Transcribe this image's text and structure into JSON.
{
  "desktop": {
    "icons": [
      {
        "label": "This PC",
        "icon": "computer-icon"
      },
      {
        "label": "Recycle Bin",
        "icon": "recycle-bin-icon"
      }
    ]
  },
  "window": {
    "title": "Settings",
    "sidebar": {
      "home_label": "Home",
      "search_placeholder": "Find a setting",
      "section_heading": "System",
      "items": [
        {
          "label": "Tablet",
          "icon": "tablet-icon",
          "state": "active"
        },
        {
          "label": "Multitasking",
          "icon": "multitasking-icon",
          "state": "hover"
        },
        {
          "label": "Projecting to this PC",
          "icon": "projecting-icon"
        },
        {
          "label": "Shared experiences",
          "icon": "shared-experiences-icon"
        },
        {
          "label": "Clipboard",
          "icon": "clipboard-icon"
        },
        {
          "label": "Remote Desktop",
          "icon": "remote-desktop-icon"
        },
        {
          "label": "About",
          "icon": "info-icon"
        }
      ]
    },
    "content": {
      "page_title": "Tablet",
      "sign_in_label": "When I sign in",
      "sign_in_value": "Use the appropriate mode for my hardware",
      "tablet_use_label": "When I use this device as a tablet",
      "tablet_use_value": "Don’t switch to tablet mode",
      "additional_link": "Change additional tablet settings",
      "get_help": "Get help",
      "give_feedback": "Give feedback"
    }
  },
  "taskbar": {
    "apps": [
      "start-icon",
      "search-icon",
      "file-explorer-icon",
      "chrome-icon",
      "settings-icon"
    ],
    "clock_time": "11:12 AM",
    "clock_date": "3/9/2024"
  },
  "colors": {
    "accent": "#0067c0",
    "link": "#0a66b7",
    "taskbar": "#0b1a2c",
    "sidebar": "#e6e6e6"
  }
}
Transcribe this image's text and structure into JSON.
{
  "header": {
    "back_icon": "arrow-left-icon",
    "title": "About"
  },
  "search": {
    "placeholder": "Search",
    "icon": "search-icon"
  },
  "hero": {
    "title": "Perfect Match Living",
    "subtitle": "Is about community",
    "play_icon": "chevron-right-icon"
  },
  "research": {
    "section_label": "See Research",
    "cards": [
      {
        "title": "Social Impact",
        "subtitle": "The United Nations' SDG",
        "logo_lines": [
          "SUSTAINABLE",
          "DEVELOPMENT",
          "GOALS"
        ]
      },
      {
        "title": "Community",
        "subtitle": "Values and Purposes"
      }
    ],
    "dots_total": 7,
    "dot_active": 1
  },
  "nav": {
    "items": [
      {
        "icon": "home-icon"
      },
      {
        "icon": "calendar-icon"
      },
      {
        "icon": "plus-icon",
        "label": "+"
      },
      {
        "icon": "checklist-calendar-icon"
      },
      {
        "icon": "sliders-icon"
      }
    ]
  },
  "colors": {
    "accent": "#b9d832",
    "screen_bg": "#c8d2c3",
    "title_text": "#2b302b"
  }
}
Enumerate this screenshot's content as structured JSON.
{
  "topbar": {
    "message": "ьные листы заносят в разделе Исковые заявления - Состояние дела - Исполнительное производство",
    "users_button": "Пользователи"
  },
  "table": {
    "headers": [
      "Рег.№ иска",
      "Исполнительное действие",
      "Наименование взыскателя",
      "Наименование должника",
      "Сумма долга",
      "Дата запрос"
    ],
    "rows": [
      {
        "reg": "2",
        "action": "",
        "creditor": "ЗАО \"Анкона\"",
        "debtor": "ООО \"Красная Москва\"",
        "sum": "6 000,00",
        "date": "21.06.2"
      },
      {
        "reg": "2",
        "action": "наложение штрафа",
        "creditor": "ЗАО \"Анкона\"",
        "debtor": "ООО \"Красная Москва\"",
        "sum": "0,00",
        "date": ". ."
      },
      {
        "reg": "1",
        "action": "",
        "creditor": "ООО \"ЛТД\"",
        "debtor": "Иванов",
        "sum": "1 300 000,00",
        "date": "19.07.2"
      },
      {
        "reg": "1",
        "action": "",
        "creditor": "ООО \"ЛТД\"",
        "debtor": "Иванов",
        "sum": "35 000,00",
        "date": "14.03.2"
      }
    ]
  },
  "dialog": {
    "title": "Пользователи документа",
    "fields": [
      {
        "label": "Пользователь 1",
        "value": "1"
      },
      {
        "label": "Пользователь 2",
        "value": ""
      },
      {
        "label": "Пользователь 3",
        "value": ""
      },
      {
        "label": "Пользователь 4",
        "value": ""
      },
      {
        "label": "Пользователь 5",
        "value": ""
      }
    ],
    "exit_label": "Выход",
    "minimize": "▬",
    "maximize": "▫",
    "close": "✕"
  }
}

DIRECTION = Transcribe the data above in full, exactly.

EXPECTED ANSWER =
Transcribe this image's text and structure into JSON.
{
  "desktop": {
    "icons": [
      {
        "label": "This PC",
        "icon": "computer-icon"
      },
      {
        "label": "Recycle Bin",
        "icon": "recycle-bin-icon"
      }
    ]
  },
  "window": {
    "title": "Settings",
    "sidebar": {
      "home_label": "Home",
      "search_placeholder": "Find a setting",
      "section_heading": "System",
      "items": [
        {
          "label": "Tablet",
          "icon": "tablet-icon",
          "state": "active"
        },
        {
          "label": "Multitasking",
          "icon": "multitasking-icon",
          "state": "hover"
        },
        {
          "label": "Projecting to this PC",
          "icon": "projecting-icon"
        },
        {
          "label": "Shared experiences",
          "icon": "shared-experiences-icon"
        },
        {
          "label": "Clipboard",
          "icon": "clipboard-icon"
        },
        {
          "label": "Remote Desktop",
          "icon": "remote-desktop-icon"
        },
        {
          "label": "About",
          "icon": "info-icon"
        }
      ]
    },
    "content": {
      "page_title": "Tablet",
      "sign_in_label": "When I sign in",
      "sign_in_value": "Use the appropriate mode for my hardware",
      "tablet_use_label": "When I use this device as a tablet",
      "tablet_use_value": "Don’t switch to tablet mode",
      "additional_link": "Change additional tablet settings",
      "get_help": "Get help",
      "give_feedback": "Give feedback"
    }
  },
  "taskbar": {
    "apps": [
      "start-icon",
      "search-icon",
      "file-explorer-icon",
      "chrome-icon",
      "settings-icon"
    ],
    "clock_time": "11:12 AM",
    "clock_date": "3/9/2024"
  },
  "colors": {
    "accent": "#0067c0",
    "link": "#0a66b7",
    "taskbar": "#0b1a2c",
    "sidebar": "#e6e6e6"
  }
}
Transcribe this image's text and structure into JSON.
{
  "header": {
    "back_icon": "arrow-left-icon",
    "title": "About"
  },
  "search": {
    "placeholder": "Search",
    "icon": "search-icon"
  },
  "hero": {
    "title": "Perfect Match Living",
    "subtitle": "Is about community",
    "play_icon": "chevron-right-icon"
  },
  "research": {
    "section_label": "See Research",
    "cards": [
      {
        "title": "Social Impact",
        "subtitle": "The United Nations' SDG",
        "logo_lines": [
          "SUSTAINABLE",
          "DEVELOPMENT",
          "GOALS"
        ]
      },
      {
        "title": "Community",
        "subtitle": "Values and Purposes"
      }
    ],
    "dots_total": 7,
    "dot_active": 1
  },
  "nav": {
    "items": [
      {
        "icon": "home-icon"
      },
      {
        "icon": "calendar-icon"
      },
      {
        "icon": "plus-icon",
        "label": "+"
      },
      {
        "icon": "checklist-calendar-icon"
      },
      {
        "icon": "sliders-icon"
      }
    ]
  },
  "colors": {
    "accent": "#b9d832",
    "screen_bg": "#c8d2c3",
    "title_text": "#2b302b"
  }
}
Enumerate this screenshot's content as structured JSON.
{
  "topbar": {
    "message": "ьные листы заносят в разделе Исковые заявления - Состояние дела - Исполнительное производство",
    "users_button": "Пользователи"
  },
  "table": {
    "headers": [
      "Рег.№ иска",
      "Исполнительное действие",
      "Наименование взыскателя",
      "Наименование должника",
      "Сумма долга",
      "Дата запрос"
    ],
    "rows": [
      {
        "reg": "2",
        "action": "",
        "creditor": "ЗАО \"Анкона\"",
        "debtor": "ООО \"Красная Москва\"",
        "sum": "6 000,00",
        "date": "21.06.2"
      },
      {
        "reg": "2",
        "action": "наложение штрафа",
        "creditor": "ЗАО \"Анкона\"",
        "debtor": "ООО \"Красная Москва\"",
        "sum": "0,00",
        "date": ". ."
      },
      {
        "reg": "1",
        "action": "",
        "creditor": "ООО \"ЛТД\"",
        "debtor": "Иванов",
        "sum": "1 300 000,00",
        "date": "19.07.2"
      },
      {
        "reg": "1",
        "action": "",
        "creditor": "ООО \"ЛТД\"",
        "debtor": "Иванов",
        "sum": "35 000,00",
        "date": "14.03.2"
      }
    ]
  },
  "dialog": {
    "title": "Пользователи документа",
    "fields": [
      {
        "label": "Пользователь 1",
        "value": "1"
      },
      {
        "label": "Пользователь 2",
        "value": ""
      },
      {
        "label": "Пользователь 3",
        "value": ""
      },
      {
        "label": "Пользователь 4",
        "value": ""
      },
      {
        "label": "Пользователь 5",
        "value": ""
      }
    ],
    "exit_label": "Выход",
    "minimize": "▬",
    "maximize": "▫",
    "close": "✕"
  }
}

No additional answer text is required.